___ TASK DATA ___

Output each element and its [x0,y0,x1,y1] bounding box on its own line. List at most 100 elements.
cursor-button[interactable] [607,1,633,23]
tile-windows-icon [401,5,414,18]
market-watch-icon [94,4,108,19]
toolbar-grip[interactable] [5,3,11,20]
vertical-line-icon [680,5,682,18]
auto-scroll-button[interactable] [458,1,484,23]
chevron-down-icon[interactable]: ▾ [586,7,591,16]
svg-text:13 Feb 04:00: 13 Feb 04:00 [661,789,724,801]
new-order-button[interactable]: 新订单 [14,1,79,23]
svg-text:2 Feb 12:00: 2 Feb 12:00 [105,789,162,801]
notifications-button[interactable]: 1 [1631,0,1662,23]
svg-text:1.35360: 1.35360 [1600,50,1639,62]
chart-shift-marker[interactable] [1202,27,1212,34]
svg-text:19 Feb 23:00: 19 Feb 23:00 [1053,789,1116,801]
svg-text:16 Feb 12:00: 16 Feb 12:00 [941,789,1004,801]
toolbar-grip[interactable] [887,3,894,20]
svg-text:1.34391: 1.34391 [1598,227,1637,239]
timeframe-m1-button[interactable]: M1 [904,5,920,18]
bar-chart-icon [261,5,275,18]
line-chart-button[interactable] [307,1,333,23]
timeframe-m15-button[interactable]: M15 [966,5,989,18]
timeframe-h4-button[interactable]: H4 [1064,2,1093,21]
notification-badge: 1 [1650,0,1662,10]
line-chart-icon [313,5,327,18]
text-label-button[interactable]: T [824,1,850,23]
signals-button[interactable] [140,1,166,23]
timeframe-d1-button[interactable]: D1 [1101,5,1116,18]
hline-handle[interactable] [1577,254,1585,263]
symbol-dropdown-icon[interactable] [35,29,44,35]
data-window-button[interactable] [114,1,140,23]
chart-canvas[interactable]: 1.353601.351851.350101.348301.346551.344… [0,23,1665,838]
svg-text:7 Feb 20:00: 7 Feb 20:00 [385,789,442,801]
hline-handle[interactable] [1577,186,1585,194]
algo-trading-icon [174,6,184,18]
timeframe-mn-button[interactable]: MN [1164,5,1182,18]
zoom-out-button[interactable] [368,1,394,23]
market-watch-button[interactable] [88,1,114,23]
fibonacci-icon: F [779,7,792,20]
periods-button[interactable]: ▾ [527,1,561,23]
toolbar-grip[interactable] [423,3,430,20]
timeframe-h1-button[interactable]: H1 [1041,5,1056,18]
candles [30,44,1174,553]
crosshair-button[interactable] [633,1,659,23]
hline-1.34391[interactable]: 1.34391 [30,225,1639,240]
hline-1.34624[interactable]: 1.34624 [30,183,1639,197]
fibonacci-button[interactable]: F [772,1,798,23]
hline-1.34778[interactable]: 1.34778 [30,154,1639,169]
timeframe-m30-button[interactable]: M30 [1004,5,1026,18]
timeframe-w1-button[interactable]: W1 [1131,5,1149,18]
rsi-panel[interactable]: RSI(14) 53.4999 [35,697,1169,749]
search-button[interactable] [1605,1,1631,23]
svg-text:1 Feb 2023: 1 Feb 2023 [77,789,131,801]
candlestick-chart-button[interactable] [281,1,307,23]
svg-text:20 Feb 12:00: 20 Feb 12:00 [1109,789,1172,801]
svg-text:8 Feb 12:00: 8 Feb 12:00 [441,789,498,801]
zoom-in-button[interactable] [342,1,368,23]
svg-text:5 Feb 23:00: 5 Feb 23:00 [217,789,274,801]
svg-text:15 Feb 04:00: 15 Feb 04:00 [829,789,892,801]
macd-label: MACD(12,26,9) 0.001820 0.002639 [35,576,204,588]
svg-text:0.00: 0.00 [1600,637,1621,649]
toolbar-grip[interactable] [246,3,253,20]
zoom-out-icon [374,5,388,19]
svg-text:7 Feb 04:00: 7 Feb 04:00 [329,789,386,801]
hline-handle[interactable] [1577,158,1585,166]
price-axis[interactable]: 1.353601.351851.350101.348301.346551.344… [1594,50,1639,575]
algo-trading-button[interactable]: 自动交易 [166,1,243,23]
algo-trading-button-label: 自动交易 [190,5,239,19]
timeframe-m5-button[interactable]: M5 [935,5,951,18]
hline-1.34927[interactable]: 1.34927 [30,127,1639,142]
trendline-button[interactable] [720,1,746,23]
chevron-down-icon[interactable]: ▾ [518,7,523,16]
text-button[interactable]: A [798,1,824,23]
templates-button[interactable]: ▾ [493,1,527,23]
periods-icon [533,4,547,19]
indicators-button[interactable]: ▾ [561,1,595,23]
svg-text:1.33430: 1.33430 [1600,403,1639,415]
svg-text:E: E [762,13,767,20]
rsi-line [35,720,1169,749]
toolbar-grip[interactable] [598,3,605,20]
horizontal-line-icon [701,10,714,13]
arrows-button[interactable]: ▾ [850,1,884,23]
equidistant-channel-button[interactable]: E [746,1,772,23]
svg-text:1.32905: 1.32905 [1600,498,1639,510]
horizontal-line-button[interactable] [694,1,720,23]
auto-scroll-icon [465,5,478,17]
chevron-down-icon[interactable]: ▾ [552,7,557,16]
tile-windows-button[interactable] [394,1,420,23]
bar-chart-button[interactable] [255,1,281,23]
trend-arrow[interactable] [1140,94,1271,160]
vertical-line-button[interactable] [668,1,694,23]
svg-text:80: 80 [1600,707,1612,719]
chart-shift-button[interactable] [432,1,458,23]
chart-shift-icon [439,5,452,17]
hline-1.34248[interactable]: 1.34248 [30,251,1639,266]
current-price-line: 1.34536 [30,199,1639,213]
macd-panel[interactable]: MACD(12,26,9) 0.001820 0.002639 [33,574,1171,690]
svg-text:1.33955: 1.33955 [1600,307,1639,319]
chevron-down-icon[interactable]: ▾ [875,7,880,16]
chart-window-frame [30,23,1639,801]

___

• [TASK DESCRIPTION]: Can you edit the material above so that each "toolbar-grip" reads "toolbar-handle" and nothing else changes?

• [RESULT FOR THIS TASK]:
Output each element and its [x0,y0,x1,y1] bounding box on its own line. List at most 100 elements.
cursor-button[interactable] [607,1,633,23]
tile-windows-icon [401,5,414,18]
market-watch-icon [94,4,108,19]
toolbar-handle[interactable] [5,3,11,20]
vertical-line-icon [680,5,682,18]
auto-scroll-button[interactable] [458,1,484,23]
chevron-down-icon[interactable]: ▾ [586,7,591,16]
svg-text:13 Feb 04:00: 13 Feb 04:00 [661,789,724,801]
new-order-button[interactable]: 新订单 [14,1,79,23]
svg-text:2 Feb 12:00: 2 Feb 12:00 [105,789,162,801]
notifications-button[interactable]: 1 [1631,0,1662,23]
svg-text:1.35360: 1.35360 [1600,50,1639,62]
chart-shift-marker[interactable] [1202,27,1212,34]
svg-text:19 Feb 23:00: 19 Feb 23:00 [1053,789,1116,801]
svg-text:16 Feb 12:00: 16 Feb 12:00 [941,789,1004,801]
toolbar-handle[interactable] [887,3,894,20]
svg-text:1.34391: 1.34391 [1598,227,1637,239]
timeframe-m1-button[interactable]: M1 [904,5,920,18]
bar-chart-icon [261,5,275,18]
line-chart-button[interactable] [307,1,333,23]
timeframe-m15-button[interactable]: M15 [966,5,989,18]
timeframe-h4-button[interactable]: H4 [1064,2,1093,21]
notification-badge: 1 [1650,0,1662,10]
line-chart-icon [313,5,327,18]
text-label-button[interactable]: T [824,1,850,23]
signals-button[interactable] [140,1,166,23]
timeframe-d1-button[interactable]: D1 [1101,5,1116,18]
hline-handle[interactable] [1577,254,1585,263]
symbol-dropdown-icon[interactable] [35,29,44,35]
data-window-button[interactable] [114,1,140,23]
chart-canvas[interactable]: 1.353601.351851.350101.348301.346551.344… [0,23,1665,838]
svg-text:7 Feb 20:00: 7 Feb 20:00 [385,789,442,801]
hline-handle[interactable] [1577,186,1585,194]
algo-trading-icon [174,6,184,18]
timeframe-mn-button[interactable]: MN [1164,5,1182,18]
zoom-out-button[interactable] [368,1,394,23]
market-watch-button[interactable] [88,1,114,23]
fibonacci-icon: F [779,7,792,20]
periods-button[interactable]: ▾ [527,1,561,23]
toolbar-handle[interactable] [423,3,430,20]
timeframe-h1-button[interactable]: H1 [1041,5,1056,18]
candles [30,44,1174,553]
crosshair-button[interactable] [633,1,659,23]
hline-1.34391[interactable]: 1.34391 [30,225,1639,240]
hline-1.34624[interactable]: 1.34624 [30,183,1639,197]
fibonacci-button[interactable]: F [772,1,798,23]
hline-1.34778[interactable]: 1.34778 [30,154,1639,169]
timeframe-m30-button[interactable]: M30 [1004,5,1026,18]
timeframe-w1-button[interactable]: W1 [1131,5,1149,18]
rsi-panel[interactable]: RSI(14) 53.4999 [35,697,1169,749]
search-button[interactable] [1605,1,1631,23]
svg-text:1 Feb 2023: 1 Feb 2023 [77,789,131,801]
candlestick-chart-button[interactable] [281,1,307,23]
svg-text:20 Feb 12:00: 20 Feb 12:00 [1109,789,1172,801]
svg-text:8 Feb 12:00: 8 Feb 12:00 [441,789,498,801]
zoom-in-button[interactable] [342,1,368,23]
svg-text:5 Feb 23:00: 5 Feb 23:00 [217,789,274,801]
svg-text:15 Feb 04:00: 15 Feb 04:00 [829,789,892,801]
macd-label: MACD(12,26,9) 0.001820 0.002639 [35,576,204,588]
svg-text:0.00: 0.00 [1600,637,1621,649]
toolbar-handle[interactable] [246,3,253,20]
zoom-out-icon [374,5,388,19]
svg-text:7 Feb 04:00: 7 Feb 04:00 [329,789,386,801]
hline-handle[interactable] [1577,158,1585,166]
price-axis[interactable]: 1.353601.351851.350101.348301.346551.344… [1594,50,1639,575]
algo-trading-button[interactable]: 自动交易 [166,1,243,23]
algo-trading-button-label: 自动交易 [190,5,239,19]
timeframe-m5-button[interactable]: M5 [935,5,951,18]
hline-1.34927[interactable]: 1.34927 [30,127,1639,142]
trendline-button[interactable] [720,1,746,23]
chevron-down-icon[interactable]: ▾ [518,7,523,16]
text-button[interactable]: A [798,1,824,23]
templates-button[interactable]: ▾ [493,1,527,23]
periods-icon [533,4,547,19]
indicators-button[interactable]: ▾ [561,1,595,23]
svg-text:1.33430: 1.33430 [1600,403,1639,415]
svg-text:E: E [762,13,767,20]
rsi-line [35,720,1169,749]
toolbar-handle[interactable] [598,3,605,20]
horizontal-line-icon [701,10,714,13]
arrows-button[interactable]: ▾ [850,1,884,23]
equidistant-channel-button[interactable]: E [746,1,772,23]
svg-text:1.32905: 1.32905 [1600,498,1639,510]
horizontal-line-button[interactable] [694,1,720,23]
auto-scroll-icon [465,5,478,17]
chevron-down-icon[interactable]: ▾ [552,7,557,16]
tile-windows-button[interactable] [394,1,420,23]
bar-chart-button[interactable] [255,1,281,23]
trend-arrow[interactable] [1140,94,1271,160]
vertical-line-button[interactable] [668,1,694,23]
svg-text:80: 80 [1600,707,1612,719]
chart-shift-button[interactable] [432,1,458,23]
chart-shift-icon [439,5,452,17]
hline-1.34248[interactable]: 1.34248 [30,251,1639,266]
current-price-line: 1.34536 [30,199,1639,213]
macd-panel[interactable]: MACD(12,26,9) 0.001820 0.002639 [33,574,1171,690]
svg-text:1.33955: 1.33955 [1600,307,1639,319]
chevron-down-icon[interactable]: ▾ [875,7,880,16]
chart-window-frame [30,23,1639,801]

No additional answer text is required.